Document segment:
☆ ☆ ☆ ☆ ☆
File transfer server

CrushFTP is a proprietary multi-protocol, multi-platform file transfer server originally developed in 1999. CrushFTP is shareware with a tiered pricing model. It is targeted at home users on up to enterprise users.

==Features==
CrushFTP supports the following protocols: FTP, FTPS, SFTP, HTTP, HTTPS, WebDAV and WebDAV SSL. Additionally, although not a protocol, it has both AJAX/HTML5 and Java applet web interfaces for end users to manage their files from a web browser. CrushFTP uses a GUI for administration, but also installs as a daemon on Mac OS X, Linux, Unix, and as a service in Windows. It supports multihoming, multiple websites with distinct branding, hot configuration changes, Attachment redirection, and GUI-based management of users and groups from a browser. Plugins are included for authentication against SQL databases, LDAP, Active Directory, and other custom methods. All settings are stored in XML files that can be edited directly, or with the web UI. If edited directly, CrushFTP notices the modification timestamp change and load the settings immediately without needing a server restart.
☆ ☆ ☆ ☆ ☆
Data records:
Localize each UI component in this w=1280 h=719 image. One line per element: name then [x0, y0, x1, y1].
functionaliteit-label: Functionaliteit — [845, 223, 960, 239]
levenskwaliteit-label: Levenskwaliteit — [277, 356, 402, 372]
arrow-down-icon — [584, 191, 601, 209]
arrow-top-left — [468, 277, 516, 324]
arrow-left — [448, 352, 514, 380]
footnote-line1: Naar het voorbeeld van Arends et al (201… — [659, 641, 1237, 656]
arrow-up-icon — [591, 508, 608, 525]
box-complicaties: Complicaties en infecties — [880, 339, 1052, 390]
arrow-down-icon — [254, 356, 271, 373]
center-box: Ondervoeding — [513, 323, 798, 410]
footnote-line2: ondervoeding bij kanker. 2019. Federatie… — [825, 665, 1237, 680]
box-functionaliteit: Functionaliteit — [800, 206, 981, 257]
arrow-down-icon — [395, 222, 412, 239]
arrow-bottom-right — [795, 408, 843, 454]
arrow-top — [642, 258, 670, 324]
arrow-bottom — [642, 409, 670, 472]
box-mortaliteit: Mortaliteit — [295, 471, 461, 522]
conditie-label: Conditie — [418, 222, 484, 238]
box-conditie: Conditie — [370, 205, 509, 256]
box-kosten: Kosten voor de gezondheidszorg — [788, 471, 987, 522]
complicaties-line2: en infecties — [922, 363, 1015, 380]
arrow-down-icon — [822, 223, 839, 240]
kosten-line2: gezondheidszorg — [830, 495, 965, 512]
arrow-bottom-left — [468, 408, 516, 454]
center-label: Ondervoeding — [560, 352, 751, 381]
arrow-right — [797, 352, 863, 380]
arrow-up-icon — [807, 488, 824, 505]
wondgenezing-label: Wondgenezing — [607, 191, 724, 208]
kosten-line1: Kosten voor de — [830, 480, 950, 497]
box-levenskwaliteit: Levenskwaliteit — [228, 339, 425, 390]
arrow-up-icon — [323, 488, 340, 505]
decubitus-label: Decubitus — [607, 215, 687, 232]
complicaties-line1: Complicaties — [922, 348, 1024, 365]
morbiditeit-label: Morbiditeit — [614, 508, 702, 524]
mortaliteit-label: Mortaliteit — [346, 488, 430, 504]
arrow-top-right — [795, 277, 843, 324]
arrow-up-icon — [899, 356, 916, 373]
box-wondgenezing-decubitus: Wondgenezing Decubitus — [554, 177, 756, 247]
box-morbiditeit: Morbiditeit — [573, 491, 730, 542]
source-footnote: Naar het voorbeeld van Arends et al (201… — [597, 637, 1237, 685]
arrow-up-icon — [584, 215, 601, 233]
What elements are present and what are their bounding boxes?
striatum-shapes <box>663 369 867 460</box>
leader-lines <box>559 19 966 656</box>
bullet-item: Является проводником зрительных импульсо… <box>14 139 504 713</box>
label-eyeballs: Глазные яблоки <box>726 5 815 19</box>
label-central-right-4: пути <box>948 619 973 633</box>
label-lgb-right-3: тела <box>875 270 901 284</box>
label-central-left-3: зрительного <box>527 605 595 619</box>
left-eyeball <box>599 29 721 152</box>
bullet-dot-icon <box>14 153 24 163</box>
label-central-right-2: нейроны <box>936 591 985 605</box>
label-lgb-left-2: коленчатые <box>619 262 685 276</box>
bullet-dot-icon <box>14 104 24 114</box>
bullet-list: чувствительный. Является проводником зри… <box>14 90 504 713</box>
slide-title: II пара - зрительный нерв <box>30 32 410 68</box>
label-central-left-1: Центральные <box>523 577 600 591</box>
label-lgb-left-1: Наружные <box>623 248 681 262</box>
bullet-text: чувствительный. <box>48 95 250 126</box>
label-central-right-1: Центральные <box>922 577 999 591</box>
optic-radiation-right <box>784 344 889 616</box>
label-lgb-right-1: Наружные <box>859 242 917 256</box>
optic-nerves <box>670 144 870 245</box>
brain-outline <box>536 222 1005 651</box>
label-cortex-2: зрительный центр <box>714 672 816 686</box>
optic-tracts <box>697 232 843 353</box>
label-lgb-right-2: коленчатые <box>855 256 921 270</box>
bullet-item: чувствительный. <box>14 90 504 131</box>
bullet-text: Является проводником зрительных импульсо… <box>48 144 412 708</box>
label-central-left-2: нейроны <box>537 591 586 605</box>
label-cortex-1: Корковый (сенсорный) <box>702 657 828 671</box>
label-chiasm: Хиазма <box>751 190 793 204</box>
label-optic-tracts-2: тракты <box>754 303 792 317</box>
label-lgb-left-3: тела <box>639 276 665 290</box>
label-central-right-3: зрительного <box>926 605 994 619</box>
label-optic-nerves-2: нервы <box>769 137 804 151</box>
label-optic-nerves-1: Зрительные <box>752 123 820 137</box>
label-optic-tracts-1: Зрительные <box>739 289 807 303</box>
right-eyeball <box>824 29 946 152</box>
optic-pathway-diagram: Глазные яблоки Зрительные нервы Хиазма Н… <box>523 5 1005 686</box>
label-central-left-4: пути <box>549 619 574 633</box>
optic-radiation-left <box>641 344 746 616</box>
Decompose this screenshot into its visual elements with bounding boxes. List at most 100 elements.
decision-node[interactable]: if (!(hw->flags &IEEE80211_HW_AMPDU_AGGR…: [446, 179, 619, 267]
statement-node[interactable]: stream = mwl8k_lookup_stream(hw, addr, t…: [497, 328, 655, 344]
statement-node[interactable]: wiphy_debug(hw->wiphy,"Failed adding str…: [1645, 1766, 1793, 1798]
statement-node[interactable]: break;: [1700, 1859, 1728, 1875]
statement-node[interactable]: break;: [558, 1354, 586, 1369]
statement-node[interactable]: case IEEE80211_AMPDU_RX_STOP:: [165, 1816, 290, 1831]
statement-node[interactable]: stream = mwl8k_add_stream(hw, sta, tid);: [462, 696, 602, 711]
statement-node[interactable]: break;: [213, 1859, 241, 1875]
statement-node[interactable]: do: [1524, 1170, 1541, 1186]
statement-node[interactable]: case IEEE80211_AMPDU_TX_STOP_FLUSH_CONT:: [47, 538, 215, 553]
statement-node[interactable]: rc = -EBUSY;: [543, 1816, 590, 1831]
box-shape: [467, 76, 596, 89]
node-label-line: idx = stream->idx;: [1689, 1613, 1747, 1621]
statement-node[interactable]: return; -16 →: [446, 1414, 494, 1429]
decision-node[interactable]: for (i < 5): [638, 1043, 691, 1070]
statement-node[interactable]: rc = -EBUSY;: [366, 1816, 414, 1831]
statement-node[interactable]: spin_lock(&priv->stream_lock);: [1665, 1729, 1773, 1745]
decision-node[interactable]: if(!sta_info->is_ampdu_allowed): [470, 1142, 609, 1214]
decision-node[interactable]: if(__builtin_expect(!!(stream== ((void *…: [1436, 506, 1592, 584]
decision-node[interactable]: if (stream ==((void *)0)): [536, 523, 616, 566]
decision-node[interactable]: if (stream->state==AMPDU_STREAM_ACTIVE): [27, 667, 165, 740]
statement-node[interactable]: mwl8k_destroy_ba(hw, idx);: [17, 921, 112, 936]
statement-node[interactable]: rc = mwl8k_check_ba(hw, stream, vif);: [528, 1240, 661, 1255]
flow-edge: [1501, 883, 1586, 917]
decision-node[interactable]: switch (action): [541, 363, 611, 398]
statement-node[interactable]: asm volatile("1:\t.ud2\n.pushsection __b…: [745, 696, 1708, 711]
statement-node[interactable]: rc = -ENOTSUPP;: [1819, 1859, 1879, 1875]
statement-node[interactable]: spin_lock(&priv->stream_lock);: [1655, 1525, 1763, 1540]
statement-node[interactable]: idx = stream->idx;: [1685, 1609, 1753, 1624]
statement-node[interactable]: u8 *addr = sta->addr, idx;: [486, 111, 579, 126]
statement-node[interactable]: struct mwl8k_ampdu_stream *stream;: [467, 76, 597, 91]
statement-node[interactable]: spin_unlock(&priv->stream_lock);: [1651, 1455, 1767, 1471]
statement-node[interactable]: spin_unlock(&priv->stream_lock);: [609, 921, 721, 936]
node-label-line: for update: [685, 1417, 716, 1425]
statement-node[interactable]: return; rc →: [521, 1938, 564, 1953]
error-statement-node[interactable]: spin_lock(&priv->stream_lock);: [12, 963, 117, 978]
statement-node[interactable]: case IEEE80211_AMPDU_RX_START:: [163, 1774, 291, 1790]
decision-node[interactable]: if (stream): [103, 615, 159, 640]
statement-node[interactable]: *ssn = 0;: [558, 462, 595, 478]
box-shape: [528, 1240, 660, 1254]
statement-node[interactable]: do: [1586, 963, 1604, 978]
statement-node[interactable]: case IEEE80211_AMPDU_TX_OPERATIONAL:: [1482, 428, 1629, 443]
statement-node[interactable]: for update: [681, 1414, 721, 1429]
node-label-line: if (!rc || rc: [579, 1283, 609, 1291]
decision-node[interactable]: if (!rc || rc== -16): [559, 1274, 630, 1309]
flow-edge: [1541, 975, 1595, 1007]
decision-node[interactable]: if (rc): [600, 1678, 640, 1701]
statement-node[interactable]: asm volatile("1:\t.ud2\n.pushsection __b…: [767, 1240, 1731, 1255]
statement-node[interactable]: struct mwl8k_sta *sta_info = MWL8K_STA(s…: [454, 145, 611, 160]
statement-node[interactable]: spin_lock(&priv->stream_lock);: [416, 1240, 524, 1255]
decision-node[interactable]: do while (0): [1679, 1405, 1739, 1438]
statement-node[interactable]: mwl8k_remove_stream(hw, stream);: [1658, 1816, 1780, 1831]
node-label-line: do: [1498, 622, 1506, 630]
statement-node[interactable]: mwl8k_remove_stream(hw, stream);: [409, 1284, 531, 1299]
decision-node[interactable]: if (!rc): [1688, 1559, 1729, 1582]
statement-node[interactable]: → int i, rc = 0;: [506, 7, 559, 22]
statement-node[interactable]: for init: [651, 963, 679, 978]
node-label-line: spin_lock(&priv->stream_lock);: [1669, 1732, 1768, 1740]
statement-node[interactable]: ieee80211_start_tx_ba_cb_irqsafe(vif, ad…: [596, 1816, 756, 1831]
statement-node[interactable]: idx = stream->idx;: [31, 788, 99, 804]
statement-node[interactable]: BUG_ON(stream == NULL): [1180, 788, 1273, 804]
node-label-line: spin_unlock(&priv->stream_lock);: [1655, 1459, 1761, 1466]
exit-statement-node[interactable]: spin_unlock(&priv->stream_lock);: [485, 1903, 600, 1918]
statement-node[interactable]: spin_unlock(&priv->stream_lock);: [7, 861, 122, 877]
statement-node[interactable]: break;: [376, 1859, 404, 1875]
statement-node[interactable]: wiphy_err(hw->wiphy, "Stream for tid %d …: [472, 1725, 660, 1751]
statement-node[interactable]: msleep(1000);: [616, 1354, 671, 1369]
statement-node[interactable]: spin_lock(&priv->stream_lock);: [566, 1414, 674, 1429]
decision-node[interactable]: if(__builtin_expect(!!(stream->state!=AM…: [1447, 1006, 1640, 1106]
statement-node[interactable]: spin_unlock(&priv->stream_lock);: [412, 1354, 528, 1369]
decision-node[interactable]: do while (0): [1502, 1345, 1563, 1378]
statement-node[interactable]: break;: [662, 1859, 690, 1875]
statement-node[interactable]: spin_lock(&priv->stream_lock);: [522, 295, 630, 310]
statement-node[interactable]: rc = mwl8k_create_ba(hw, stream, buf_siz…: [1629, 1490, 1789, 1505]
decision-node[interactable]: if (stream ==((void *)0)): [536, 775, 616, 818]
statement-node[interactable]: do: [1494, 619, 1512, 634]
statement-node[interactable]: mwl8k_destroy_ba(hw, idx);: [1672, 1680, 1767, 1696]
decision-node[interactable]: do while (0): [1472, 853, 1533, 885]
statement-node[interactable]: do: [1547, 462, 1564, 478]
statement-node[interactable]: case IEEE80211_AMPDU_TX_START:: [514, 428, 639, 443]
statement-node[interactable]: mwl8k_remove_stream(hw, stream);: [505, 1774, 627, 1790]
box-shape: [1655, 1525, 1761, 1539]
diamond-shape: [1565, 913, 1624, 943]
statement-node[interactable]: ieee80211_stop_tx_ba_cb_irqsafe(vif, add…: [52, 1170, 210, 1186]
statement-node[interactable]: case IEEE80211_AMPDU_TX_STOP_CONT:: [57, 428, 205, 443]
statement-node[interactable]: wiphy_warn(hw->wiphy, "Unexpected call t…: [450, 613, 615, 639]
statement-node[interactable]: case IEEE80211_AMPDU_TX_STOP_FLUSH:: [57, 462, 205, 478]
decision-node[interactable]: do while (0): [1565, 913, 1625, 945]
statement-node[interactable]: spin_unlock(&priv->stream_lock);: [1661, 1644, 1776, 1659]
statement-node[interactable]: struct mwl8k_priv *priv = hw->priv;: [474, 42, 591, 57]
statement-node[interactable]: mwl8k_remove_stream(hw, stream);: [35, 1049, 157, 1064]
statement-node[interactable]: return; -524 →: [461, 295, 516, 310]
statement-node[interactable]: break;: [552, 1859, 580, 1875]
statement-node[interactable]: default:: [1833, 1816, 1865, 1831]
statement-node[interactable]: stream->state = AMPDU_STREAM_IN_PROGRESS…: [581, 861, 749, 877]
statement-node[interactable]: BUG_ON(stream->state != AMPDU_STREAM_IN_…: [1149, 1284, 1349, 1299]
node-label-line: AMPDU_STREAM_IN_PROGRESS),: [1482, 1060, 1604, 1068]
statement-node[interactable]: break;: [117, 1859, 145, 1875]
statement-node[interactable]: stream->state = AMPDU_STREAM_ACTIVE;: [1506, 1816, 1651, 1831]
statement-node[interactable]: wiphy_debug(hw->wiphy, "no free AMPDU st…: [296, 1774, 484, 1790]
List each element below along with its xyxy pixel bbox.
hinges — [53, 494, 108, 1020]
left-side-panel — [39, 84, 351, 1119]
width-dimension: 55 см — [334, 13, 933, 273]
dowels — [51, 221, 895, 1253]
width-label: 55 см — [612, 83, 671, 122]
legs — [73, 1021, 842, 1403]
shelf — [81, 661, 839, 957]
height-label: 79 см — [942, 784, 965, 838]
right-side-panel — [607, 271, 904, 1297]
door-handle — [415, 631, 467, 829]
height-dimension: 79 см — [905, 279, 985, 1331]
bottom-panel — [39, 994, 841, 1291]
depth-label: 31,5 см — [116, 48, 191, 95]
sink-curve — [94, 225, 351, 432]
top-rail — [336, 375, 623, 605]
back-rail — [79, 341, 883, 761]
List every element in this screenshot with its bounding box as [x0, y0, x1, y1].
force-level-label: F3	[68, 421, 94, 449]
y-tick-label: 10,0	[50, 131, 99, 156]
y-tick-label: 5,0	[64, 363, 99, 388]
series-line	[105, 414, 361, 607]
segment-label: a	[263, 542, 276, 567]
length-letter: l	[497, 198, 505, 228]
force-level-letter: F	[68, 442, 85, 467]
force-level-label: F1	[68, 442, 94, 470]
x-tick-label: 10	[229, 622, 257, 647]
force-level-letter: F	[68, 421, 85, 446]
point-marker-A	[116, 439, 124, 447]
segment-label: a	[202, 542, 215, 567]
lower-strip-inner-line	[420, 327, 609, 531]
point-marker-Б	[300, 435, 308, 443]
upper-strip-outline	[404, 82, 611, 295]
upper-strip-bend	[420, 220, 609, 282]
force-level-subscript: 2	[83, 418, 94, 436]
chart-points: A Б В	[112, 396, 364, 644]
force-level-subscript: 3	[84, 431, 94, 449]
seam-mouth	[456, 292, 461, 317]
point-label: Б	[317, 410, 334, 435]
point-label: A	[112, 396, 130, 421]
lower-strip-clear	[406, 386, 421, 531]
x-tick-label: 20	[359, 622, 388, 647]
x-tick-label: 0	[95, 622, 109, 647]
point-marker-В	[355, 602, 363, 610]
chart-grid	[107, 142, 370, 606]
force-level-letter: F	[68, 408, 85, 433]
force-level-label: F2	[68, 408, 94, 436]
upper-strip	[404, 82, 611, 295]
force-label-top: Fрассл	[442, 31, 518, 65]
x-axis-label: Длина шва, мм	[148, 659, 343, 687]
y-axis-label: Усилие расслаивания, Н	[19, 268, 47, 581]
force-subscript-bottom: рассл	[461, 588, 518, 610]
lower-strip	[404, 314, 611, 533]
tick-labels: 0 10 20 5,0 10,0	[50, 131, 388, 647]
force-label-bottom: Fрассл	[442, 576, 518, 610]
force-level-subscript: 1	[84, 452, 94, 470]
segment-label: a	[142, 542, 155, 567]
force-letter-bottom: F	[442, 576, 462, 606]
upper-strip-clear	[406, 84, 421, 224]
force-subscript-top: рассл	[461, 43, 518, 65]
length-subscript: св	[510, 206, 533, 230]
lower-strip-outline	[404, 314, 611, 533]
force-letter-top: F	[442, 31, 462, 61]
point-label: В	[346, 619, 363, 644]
☆ ☆ ☆ ☆ ☆
Requests:
1. According to the CrushFTP text, in what year was CrushFTP originally developed?
2. Render the lines of the listing as a numbered list, leaving out blank lines. Start at the beginning of the listing and end with the line containing "box-complicaties: Complicaties en".
The CrushFTP text and the listing have no connection to each other.

Results of the exercise:
1. 1999

2.
1. Localize each UI component in this w=1280 h=719 image. One line per element: name then [x0, y0, x1, y1].
2. functionaliteit-label: Functionaliteit — [845, 223, 960, 239]
3. levenskwaliteit-label: Levenskwaliteit — [277, 356, 402, 372]
4. arrow-down-icon — [584, 191, 601, 209]
5. arrow-top-left — [468, 277, 516, 324]
6. arrow-left — [448, 352, 514, 380]
7. footnote-line1: Naar het voorbeeld van Arends et al (201… — [659, 641, 1237, 656]
8. arrow-up-icon — [591, 508, 608, 525]
9. box-complicaties: Complicaties en infecties — [880, 339, 1052, 390]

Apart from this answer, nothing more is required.